EXERCISE INSTRUCTIONS
Give the material again in full, matching it exactly.

DATA ROWS

______________________________

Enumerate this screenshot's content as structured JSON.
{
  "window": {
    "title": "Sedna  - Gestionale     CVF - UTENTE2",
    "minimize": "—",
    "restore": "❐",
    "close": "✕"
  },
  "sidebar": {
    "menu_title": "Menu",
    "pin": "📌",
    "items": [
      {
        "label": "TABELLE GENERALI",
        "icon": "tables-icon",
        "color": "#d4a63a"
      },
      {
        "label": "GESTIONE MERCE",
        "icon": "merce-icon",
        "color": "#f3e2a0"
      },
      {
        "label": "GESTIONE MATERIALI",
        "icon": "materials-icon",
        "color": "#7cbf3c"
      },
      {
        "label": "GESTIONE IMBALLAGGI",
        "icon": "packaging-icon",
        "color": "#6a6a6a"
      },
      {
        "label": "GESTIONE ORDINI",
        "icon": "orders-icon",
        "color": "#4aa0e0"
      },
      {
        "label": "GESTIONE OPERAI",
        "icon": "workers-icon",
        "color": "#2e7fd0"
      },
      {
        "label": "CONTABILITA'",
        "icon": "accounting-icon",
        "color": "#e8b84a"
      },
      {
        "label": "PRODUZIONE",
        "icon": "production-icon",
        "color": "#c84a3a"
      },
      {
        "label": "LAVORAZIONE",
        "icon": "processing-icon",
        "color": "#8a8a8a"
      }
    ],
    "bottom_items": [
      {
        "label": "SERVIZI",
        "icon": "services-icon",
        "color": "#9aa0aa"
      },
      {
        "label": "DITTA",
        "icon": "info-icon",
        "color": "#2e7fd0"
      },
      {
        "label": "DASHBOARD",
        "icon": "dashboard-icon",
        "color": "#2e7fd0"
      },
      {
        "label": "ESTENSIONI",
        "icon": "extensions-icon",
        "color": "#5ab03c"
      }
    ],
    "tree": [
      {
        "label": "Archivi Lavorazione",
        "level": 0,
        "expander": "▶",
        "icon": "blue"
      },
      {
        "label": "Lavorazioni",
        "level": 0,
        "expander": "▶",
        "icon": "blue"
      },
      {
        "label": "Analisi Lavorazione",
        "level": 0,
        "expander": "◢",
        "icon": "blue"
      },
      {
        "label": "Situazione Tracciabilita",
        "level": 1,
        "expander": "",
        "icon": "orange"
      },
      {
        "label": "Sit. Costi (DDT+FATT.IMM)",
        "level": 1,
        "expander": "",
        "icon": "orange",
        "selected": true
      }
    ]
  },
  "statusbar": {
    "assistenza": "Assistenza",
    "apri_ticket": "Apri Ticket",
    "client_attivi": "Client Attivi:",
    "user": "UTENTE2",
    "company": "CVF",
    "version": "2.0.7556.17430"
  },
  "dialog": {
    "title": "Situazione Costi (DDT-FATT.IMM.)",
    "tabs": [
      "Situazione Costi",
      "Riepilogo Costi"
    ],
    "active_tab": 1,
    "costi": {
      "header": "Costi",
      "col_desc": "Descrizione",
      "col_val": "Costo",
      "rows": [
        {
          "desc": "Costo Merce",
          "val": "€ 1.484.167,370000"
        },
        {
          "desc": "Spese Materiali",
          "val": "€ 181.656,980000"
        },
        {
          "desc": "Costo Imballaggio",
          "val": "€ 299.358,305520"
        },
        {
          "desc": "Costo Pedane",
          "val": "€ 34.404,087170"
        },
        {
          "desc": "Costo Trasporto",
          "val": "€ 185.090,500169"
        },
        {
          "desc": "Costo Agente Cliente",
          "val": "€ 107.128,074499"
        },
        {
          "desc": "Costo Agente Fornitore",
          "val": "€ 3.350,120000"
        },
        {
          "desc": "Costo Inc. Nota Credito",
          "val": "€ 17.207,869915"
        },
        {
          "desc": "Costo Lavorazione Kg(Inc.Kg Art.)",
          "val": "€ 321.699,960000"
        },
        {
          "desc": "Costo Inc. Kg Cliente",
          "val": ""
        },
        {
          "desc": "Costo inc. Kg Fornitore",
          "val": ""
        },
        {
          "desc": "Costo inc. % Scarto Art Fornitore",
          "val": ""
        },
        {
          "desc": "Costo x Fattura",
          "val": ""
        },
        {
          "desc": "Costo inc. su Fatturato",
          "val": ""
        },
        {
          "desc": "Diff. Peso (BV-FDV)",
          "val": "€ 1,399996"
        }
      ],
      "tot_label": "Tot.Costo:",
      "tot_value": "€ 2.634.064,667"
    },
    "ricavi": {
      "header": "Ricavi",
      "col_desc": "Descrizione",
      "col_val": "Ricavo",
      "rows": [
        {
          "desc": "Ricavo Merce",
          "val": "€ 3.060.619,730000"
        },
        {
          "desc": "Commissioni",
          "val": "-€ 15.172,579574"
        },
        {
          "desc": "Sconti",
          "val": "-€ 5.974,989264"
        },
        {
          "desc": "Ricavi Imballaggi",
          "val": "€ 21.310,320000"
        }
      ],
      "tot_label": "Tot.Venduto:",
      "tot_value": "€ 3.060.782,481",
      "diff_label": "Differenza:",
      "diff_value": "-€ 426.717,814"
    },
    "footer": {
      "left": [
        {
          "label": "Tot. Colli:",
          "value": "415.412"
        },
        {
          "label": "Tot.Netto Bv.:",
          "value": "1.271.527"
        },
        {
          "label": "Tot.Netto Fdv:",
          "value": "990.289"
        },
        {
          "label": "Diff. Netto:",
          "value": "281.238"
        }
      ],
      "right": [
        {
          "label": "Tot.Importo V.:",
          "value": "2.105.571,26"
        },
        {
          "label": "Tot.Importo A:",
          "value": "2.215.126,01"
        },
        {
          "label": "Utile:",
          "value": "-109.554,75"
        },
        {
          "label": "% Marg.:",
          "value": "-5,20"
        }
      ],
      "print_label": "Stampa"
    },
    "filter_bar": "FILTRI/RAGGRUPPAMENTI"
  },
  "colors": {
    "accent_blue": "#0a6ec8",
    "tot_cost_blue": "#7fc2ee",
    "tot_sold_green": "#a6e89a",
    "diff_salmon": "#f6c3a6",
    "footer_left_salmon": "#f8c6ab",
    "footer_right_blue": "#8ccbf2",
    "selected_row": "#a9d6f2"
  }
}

______________________________

RESULT OF THIS TASK
Enumerate this screenshot's content as structured JSON.
{
  "window": {
    "title": "Sedna  - Gestionale     CVF - UTENTE2",
    "minimize": "—",
    "restore": "❐",
    "close": "✕"
  },
  "sidebar": {
    "menu_title": "Menu",
    "pin": "📌",
    "items": [
      {
        "label": "TABELLE GENERALI",
        "icon": "tables-icon",
        "color": "#d4a63a"
      },
      {
        "label": "GESTIONE MERCE",
        "icon": "merce-icon",
        "color": "#f3e2a0"
      },
      {
        "label": "GESTIONE MATERIALI",
        "icon": "materials-icon",
        "color": "#7cbf3c"
      },
      {
        "label": "GESTIONE IMBALLAGGI",
        "icon": "packaging-icon",
        "color": "#6a6a6a"
      },
      {
        "label": "GESTIONE ORDINI",
        "icon": "orders-icon",
        "color": "#4aa0e0"
      },
      {
        "label": "GESTIONE OPERAI",
        "icon": "workers-icon",
        "color": "#2e7fd0"
      },
      {
        "label": "CONTABILITA'",
        "icon": "accounting-icon",
        "color": "#e8b84a"
      },
      {
        "label": "PRODUZIONE",
        "icon": "production-icon",
        "color": "#c84a3a"
      },
      {
        "label": "LAVORAZIONE",
        "icon": "processing-icon",
        "color": "#8a8a8a"
      }
    ],
    "bottom_items": [
      {
        "label": "SERVIZI",
        "icon": "services-icon",
        "color": "#9aa0aa"
      },
      {
        "label": "DITTA",
        "icon": "info-icon",
        "color": "#2e7fd0"
      },
      {
        "label": "DASHBOARD",
        "icon": "dashboard-icon",
        "color": "#2e7fd0"
      },
      {
        "label": "ESTENSIONI",
        "icon": "extensions-icon",
        "color": "#5ab03c"
      }
    ],
    "tree": [
      {
        "label": "Archivi Lavorazione",
        "level": 0,
        "expander": "▶",
        "icon": "blue"
      },
      {
        "label": "Lavorazioni",
        "level": 0,
        "expander": "▶",
        "icon": "blue"
      },
      {
        "label": "Analisi Lavorazione",
        "level": 0,
        "expander": "◢",
        "icon": "blue"
      },
      {
        "label": "Situazione Tracciabilita",
        "level": 1,
        "expander": "",
        "icon": "orange"
      },
      {
        "label": "Sit. Costi (DDT+FATT.IMM)",
        "level": 1,
        "expander": "",
        "icon": "orange",
        "selected": true
      }
    ]
  },
  "statusbar": {
    "assistenza": "Assistenza",
    "apri_ticket": "Apri Ticket",
    "client_attivi": "Client Attivi:",
    "user": "UTENTE2",
    "company": "CVF",
    "version": "2.0.7556.17430"
  },
  "dialog": {
    "title": "Situazione Costi (DDT-FATT.IMM.)",
    "tabs": [
      "Situazione Costi",
      "Riepilogo Costi"
    ],
    "active_tab": 1,
    "costi": {
      "header": "Costi",
      "col_desc": "Descrizione",
      "col_val": "Costo",
      "rows": [
        {
          "desc": "Costo Merce",
          "val": "€ 1.484.167,370000"
        },
        {
          "desc": "Spese Materiali",
          "val": "€ 181.656,980000"
        },
        {
          "desc": "Costo Imballaggio",
          "val": "€ 299.358,305520"
        },
        {
          "desc": "Costo Pedane",
          "val": "€ 34.404,087170"
        },
        {
          "desc": "Costo Trasporto",
          "val": "€ 185.090,500169"
        },
        {
          "desc": "Costo Agente Cliente",
          "val": "€ 107.128,074499"
        },
        {
          "desc": "Costo Agente Fornitore",
          "val": "€ 3.350,120000"
        },
        {
          "desc": "Costo Inc. Nota Credito",
          "val": "€ 17.207,869915"
        },
        {
          "desc": "Costo Lavorazione Kg(Inc.Kg Art.)",
          "val": "€ 321.699,960000"
        },
        {
          "desc": "Costo Inc. Kg Cliente",
          "val": ""
        },
        {
          "desc": "Costo inc. Kg Fornitore",
          "val": ""
        },
        {
          "desc": "Costo inc. % Scarto Art Fornitore",
          "val": ""
        },
        {
          "desc": "Costo x Fattura",
          "val": ""
        },
        {
          "desc": "Costo inc. su Fatturato",
          "val": ""
        },
        {
          "desc": "Diff. Peso (BV-FDV)",
          "val": "€ 1,399996"
        }
      ],
      "tot_label": "Tot.Costo:",
      "tot_value": "€ 2.634.064,667"
    },
    "ricavi": {
      "header": "Ricavi",
      "col_desc": "Descrizione",
      "col_val": "Ricavo",
      "rows": [
        {
          "desc": "Ricavo Merce",
          "val": "€ 3.060.619,730000"
        },
        {
          "desc": "Commissioni",
          "val": "-€ 15.172,579574"
        },
        {
          "desc": "Sconti",
          "val": "-€ 5.974,989264"
        },
        {
          "desc": "Ricavi Imballaggi",
          "val": "€ 21.310,320000"
        }
      ],
      "tot_label": "Tot.Venduto:",
      "tot_value": "€ 3.060.782,481",
      "diff_label": "Differenza:",
      "diff_value": "-€ 426.717,814"
    },
    "footer": {
      "left": [
        {
          "label": "Tot. Colli:",
          "value": "415.412"
        },
        {
          "label": "Tot.Netto Bv.:",
          "value": "1.271.527"
        },
        {
          "label": "Tot.Netto Fdv:",
          "value": "990.289"
        },
        {
          "label": "Diff. Netto:",
          "value": "281.238"
        }
      ],
      "right": [
        {
          "label": "Tot.Importo V.:",
          "value": "2.105.571,26"
        },
        {
          "label": "Tot.Importo A:",
          "value": "2.215.126,01"
        },
        {
          "label": "Utile:",
          "value": "-109.554,75"
        },
        {
          "label": "% Marg.:",
          "value": "-5,20"
        }
      ],
      "print_label": "Stampa"
    },
    "filter_bar": "FILTRI/RAGGRUPPAMENTI"
  },
  "colors": {
    "accent_blue": "#0a6ec8",
    "tot_cost_blue": "#7fc2ee",
    "tot_sold_green": "#a6e89a",
    "diff_salmon": "#f6c3a6",
    "footer_left_salmon": "#f8c6ab",
    "footer_right_blue": "#8ccbf2",
    "selected_row": "#a9d6f2"
  }
}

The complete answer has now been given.